▶ **PROBLEM REQUIREMENTS**:
Restate every entry word for word.

Data records:
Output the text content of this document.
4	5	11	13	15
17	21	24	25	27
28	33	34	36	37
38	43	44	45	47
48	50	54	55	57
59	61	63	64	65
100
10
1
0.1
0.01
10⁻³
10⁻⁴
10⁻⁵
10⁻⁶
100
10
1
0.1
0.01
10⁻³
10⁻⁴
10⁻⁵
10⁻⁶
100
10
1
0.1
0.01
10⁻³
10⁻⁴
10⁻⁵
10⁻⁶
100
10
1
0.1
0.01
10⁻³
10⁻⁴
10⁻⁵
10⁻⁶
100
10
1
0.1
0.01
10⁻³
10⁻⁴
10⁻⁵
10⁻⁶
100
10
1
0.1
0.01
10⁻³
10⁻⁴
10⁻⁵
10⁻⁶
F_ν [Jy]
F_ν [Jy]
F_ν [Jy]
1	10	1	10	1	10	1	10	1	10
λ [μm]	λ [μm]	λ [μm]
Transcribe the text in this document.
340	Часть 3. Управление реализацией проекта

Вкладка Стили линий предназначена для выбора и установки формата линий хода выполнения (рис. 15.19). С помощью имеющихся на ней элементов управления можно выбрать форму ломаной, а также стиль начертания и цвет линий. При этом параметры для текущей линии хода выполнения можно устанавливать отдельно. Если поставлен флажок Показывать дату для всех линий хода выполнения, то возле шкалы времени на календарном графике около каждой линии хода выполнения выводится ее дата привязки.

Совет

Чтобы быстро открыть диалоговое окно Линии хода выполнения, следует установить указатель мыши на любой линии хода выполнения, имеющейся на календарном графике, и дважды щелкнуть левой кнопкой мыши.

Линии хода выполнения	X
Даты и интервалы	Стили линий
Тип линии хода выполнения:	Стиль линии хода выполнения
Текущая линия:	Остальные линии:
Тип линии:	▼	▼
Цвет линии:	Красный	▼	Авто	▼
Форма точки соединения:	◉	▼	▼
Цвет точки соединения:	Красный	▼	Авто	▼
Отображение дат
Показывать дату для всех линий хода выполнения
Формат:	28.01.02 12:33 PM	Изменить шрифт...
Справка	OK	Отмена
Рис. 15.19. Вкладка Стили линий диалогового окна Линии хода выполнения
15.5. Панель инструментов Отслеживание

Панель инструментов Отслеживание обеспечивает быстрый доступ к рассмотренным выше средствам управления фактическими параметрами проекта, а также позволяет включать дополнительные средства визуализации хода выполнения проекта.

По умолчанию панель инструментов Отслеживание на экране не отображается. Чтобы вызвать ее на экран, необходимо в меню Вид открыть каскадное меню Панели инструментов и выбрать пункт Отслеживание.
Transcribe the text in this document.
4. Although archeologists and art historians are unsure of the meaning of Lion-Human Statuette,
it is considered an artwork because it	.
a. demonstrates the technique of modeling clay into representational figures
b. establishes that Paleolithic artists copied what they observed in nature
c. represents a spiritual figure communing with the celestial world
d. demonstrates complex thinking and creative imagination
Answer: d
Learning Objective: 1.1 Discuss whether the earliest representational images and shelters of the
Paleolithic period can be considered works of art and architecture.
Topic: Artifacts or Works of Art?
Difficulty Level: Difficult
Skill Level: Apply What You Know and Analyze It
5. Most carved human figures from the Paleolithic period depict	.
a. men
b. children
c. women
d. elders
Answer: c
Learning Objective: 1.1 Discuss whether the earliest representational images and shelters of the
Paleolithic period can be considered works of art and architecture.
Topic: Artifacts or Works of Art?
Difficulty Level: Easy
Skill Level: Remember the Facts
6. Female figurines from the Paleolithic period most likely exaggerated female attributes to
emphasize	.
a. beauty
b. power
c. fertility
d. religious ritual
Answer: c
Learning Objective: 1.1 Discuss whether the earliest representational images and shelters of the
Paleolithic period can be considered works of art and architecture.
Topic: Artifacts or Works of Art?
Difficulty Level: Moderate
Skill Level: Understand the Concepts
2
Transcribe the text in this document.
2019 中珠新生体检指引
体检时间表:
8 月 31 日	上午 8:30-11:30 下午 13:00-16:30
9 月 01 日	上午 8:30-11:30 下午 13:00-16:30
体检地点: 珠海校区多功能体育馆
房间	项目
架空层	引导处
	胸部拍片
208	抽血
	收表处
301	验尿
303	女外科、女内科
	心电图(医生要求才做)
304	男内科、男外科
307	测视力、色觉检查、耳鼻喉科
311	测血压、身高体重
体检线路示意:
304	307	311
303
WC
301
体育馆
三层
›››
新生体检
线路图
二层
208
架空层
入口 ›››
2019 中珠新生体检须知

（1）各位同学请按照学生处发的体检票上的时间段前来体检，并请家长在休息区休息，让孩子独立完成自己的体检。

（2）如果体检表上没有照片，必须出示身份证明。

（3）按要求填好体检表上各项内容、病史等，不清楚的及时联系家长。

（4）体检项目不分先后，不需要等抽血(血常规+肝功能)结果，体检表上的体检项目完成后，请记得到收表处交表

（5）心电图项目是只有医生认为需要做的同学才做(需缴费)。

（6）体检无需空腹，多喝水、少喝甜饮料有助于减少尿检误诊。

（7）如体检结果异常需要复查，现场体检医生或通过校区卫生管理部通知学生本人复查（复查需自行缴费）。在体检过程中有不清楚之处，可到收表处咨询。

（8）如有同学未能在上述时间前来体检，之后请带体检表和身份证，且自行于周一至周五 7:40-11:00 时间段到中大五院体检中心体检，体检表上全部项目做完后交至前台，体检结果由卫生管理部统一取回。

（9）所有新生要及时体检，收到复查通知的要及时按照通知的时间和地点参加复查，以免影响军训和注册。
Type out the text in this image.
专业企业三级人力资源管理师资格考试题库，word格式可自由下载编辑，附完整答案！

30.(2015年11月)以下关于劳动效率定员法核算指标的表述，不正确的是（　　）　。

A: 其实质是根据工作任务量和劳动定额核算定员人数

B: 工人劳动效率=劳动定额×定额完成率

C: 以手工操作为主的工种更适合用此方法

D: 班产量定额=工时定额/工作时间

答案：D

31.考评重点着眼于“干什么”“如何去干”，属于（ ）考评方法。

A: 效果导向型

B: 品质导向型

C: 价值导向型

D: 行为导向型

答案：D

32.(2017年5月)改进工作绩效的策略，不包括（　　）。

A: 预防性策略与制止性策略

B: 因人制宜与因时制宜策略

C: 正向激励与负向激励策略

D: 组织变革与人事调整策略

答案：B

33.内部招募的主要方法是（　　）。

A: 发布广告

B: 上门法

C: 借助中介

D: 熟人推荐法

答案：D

▶ **ANSWER TO THIS PROBLEM**:
Output the text content of this document.
4	5	11	13	15
17	21	24	25	27
28	33	34	36	37
38	43	44	45	47
48	50	54	55	57
59	61	63	64	65
100
10
1
0.1
0.01
10⁻³
10⁻⁴
10⁻⁵
10⁻⁶
100
10
1
0.1
0.01
10⁻³
10⁻⁴
10⁻⁵
10⁻⁶
100
10
1
0.1
0.01
10⁻³
10⁻⁴
10⁻⁵
10⁻⁶
100
10
1
0.1
0.01
10⁻³
10⁻⁴
10⁻⁵
10⁻⁶
100
10
1
0.1
0.01
10⁻³
10⁻⁴
10⁻⁵
10⁻⁶
100
10
1
0.1
0.01
10⁻³
10⁻⁴
10⁻⁵
10⁻⁶
F_ν [Jy]
F_ν [Jy]
F_ν [Jy]
1	10	1	10	1	10	1	10	1	10
λ [μm]	λ [μm]	λ [μm]
Transcribe the text in this document.
340	Часть 3. Управление реализацией проекта

Вкладка Стили линий предназначена для выбора и установки формата линий хода выполнения (рис. 15.19). С помощью имеющихся на ней элементов управления можно выбрать форму ломаной, а также стиль начертания и цвет линий. При этом параметры для текущей линии хода выполнения можно устанавливать отдельно. Если поставлен флажок Показывать дату для всех линий хода выполнения, то возле шкалы времени на календарном графике около каждой линии хода выполнения выводится ее дата привязки.

Совет

Чтобы быстро открыть диалоговое окно Линии хода выполнения, следует установить указатель мыши на любой линии хода выполнения, имеющейся на календарном графике, и дважды щелкнуть левой кнопкой мыши.

Линии хода выполнения	X
Даты и интервалы	Стили линий
Тип линии хода выполнения:	Стиль линии хода выполнения
Текущая линия:	Остальные линии:
Тип линии:	▼	▼
Цвет линии:	Красный	▼	Авто	▼
Форма точки соединения:	◉	▼	▼
Цвет точки соединения:	Красный	▼	Авто	▼
Отображение дат
Показывать дату для всех линий хода выполнения
Формат:	28.01.02 12:33 PM	Изменить шрифт...
Справка	OK	Отмена
Рис. 15.19. Вкладка Стили линий диалогового окна Линии хода выполнения
15.5. Панель инструментов Отслеживание

Панель инструментов Отслеживание обеспечивает быстрый доступ к рассмотренным выше средствам управления фактическими параметрами проекта, а также позволяет включать дополнительные средства визуализации хода выполнения проекта.

По умолчанию панель инструментов Отслеживание на экране не отображается. Чтобы вызвать ее на экран, необходимо в меню Вид открыть каскадное меню Панели инструментов и выбрать пункт Отслеживание.
Transcribe the text in this document.
4. Although archeologists and art historians are unsure of the meaning of Lion-Human Statuette,
it is considered an artwork because it	.
a. demonstrates the technique of modeling clay into representational figures
b. establishes that Paleolithic artists copied what they observed in nature
c. represents a spiritual figure communing with the celestial world
d. demonstrates complex thinking and creative imagination
Answer: d
Learning Objective: 1.1 Discuss whether the earliest representational images and shelters of the
Paleolithic period can be considered works of art and architecture.
Topic: Artifacts or Works of Art?
Difficulty Level: Difficult
Skill Level: Apply What You Know and Analyze It
5. Most carved human figures from the Paleolithic period depict	.
a. men
b. children
c. women
d. elders
Answer: c
Learning Objective: 1.1 Discuss whether the earliest representational images and shelters of the
Paleolithic period can be considered works of art and architecture.
Topic: Artifacts or Works of Art?
Difficulty Level: Easy
Skill Level: Remember the Facts
6. Female figurines from the Paleolithic period most likely exaggerated female attributes to
emphasize	.
a. beauty
b. power
c. fertility
d. religious ritual
Answer: c
Learning Objective: 1.1 Discuss whether the earliest representational images and shelters of the
Paleolithic period can be considered works of art and architecture.
Topic: Artifacts or Works of Art?
Difficulty Level: Moderate
Skill Level: Understand the Concepts
2
Transcribe the text in this document.
2019 中珠新生体检指引
体检时间表:
8 月 31 日	上午 8:30-11:30 下午 13:00-16:30
9 月 01 日	上午 8:30-11:30 下午 13:00-16:30
体检地点: 珠海校区多功能体育馆
房间	项目
架空层	引导处
	胸部拍片
208	抽血
	收表处
301	验尿
303	女外科、女内科
	心电图(医生要求才做)
304	男内科、男外科
307	测视力、色觉检查、耳鼻喉科
311	测血压、身高体重
体检线路示意:
304	307	311
303
WC
301
体育馆
三层
›››
新生体检
线路图
二层
208
架空层
入口 ›››
2019 中珠新生体检须知

（1）各位同学请按照学生处发的体检票上的时间段前来体检，并请家长在休息区休息，让孩子独立完成自己的体检。

（2）如果体检表上没有照片，必须出示身份证明。

（3）按要求填好体检表上各项内容、病史等，不清楚的及时联系家长。

（4）体检项目不分先后，不需要等抽血(血常规+肝功能)结果，体检表上的体检项目完成后，请记得到收表处交表

（5）心电图项目是只有医生认为需要做的同学才做(需缴费)。

（6）体检无需空腹，多喝水、少喝甜饮料有助于减少尿检误诊。

（7）如体检结果异常需要复查，现场体检医生或通过校区卫生管理部通知学生本人复查（复查需自行缴费）。在体检过程中有不清楚之处，可到收表处咨询。

（8）如有同学未能在上述时间前来体检，之后请带体检表和身份证，且自行于周一至周五 7:40-11:00 时间段到中大五院体检中心体检，体检表上全部项目做完后交至前台，体检结果由卫生管理部统一取回。

（9）所有新生要及时体检，收到复查通知的要及时按照通知的时间和地点参加复查，以免影响军训和注册。
Type out the text in this image.
专业企业三级人力资源管理师资格考试题库，word格式可自由下载编辑，附完整答案！

30.(2015年11月)以下关于劳动效率定员法核算指标的表述，不正确的是（　　）　。

A: 其实质是根据工作任务量和劳动定额核算定员人数

B: 工人劳动效率=劳动定额×定额完成率

C: 以手工操作为主的工种更适合用此方法

D: 班产量定额=工时定额/工作时间

答案：D

31.考评重点着眼于“干什么”“如何去干”，属于（ ）考评方法。

A: 效果导向型

B: 品质导向型

C: 价值导向型

D: 行为导向型

答案：D

32.(2017年5月)改进工作绩效的策略，不包括（　　）。

A: 预防性策略与制止性策略

B: 因人制宜与因时制宜策略

C: 正向激励与负向激励策略

D: 组织变革与人事调整策略

答案：B

33.内部招募的主要方法是（　　）。

A: 发布广告

B: 上门法

C: 借助中介

D: 熟人推荐法

答案：D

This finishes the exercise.